Prompt >>
Gather all lines from the material that contain the word "this".

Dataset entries
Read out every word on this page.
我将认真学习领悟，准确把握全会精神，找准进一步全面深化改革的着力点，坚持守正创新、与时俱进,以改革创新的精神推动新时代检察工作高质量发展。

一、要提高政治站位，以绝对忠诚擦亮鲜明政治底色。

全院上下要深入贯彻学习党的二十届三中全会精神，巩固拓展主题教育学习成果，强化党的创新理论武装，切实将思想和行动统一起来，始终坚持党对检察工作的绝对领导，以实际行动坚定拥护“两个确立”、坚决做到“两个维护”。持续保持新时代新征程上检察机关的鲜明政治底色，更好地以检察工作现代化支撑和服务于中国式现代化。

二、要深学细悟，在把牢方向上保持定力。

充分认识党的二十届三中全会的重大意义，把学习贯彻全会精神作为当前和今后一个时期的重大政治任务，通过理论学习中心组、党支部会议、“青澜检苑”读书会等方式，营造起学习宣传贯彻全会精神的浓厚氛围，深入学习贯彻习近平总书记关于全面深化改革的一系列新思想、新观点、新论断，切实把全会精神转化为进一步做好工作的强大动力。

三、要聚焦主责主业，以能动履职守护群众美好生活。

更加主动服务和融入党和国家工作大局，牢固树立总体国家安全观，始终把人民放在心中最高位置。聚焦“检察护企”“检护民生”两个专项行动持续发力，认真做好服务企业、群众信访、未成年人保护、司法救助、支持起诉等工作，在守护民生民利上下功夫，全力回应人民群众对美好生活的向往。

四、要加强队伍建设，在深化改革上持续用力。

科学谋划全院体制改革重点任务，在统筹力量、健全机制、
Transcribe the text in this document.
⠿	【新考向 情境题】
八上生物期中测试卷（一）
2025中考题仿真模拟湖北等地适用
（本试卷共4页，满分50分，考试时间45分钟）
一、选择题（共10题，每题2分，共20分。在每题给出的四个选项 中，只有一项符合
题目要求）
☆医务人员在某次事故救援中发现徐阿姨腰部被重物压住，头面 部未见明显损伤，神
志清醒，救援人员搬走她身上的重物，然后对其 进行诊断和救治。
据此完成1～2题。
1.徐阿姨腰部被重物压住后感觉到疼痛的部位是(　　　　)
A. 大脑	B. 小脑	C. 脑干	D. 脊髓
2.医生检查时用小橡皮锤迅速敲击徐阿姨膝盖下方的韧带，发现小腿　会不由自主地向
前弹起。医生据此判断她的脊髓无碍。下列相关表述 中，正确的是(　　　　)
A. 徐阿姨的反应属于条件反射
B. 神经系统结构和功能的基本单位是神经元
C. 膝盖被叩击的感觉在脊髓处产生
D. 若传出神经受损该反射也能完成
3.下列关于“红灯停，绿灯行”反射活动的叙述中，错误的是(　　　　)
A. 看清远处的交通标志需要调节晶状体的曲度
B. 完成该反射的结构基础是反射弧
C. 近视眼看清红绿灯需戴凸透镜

Problem solution >>
Read out every word on this page.
Transcribe the text in this document.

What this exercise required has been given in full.